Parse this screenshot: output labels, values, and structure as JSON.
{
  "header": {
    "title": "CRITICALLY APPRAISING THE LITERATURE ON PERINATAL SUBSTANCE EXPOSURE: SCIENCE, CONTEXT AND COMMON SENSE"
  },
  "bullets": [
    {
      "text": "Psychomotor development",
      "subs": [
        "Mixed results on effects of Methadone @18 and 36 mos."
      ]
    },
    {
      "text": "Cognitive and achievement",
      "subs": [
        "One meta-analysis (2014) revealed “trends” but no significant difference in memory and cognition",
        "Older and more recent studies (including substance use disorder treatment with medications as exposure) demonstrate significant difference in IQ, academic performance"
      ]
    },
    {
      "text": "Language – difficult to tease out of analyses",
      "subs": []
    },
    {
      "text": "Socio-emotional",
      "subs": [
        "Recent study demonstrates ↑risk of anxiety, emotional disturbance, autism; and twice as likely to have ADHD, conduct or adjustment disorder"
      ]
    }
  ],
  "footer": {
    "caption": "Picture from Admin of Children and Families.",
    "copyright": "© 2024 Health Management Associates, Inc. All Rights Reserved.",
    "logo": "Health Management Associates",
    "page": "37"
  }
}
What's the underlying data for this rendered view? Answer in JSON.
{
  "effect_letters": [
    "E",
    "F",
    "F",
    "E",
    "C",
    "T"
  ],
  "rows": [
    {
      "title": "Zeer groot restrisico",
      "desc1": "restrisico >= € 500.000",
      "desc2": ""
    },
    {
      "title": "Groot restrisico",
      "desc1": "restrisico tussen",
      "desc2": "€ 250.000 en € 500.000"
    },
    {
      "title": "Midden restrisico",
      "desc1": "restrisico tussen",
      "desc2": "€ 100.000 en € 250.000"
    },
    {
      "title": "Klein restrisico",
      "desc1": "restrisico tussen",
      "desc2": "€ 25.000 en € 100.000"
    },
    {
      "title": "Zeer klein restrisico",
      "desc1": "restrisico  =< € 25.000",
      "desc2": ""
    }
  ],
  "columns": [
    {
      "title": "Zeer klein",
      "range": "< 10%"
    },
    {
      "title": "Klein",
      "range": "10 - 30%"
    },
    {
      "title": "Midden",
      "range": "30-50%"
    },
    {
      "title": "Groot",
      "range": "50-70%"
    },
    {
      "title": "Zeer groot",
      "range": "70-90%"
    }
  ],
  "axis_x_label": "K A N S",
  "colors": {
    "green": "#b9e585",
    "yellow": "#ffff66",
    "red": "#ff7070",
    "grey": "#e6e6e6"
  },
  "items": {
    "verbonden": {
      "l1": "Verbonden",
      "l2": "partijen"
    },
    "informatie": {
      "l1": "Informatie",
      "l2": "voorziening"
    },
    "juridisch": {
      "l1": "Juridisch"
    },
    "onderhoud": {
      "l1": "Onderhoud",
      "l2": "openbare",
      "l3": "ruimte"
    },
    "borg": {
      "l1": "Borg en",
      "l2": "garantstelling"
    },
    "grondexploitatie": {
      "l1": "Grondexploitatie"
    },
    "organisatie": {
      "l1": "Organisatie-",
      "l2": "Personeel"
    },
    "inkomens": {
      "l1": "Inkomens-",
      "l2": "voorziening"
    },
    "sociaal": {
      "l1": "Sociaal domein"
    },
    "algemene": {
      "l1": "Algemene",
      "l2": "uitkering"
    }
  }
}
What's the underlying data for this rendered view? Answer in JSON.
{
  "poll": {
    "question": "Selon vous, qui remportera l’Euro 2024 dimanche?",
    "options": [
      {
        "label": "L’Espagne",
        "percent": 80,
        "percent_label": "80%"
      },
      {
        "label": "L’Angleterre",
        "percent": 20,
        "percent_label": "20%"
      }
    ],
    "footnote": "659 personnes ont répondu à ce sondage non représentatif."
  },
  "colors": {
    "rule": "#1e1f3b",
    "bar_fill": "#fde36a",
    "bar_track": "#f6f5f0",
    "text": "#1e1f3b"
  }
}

**TO DO**. Return every line in the listing that contains the word "difference".

**RESPONSE TO THIS EXERCISE**.
        "One meta-analysis (2014) revealed “trends” but no significant difference in memory and cognition",
        "Older and more recent studies (including substance use disorder treatment with medications as exposure) demonstrate significant difference in IQ, academic performance"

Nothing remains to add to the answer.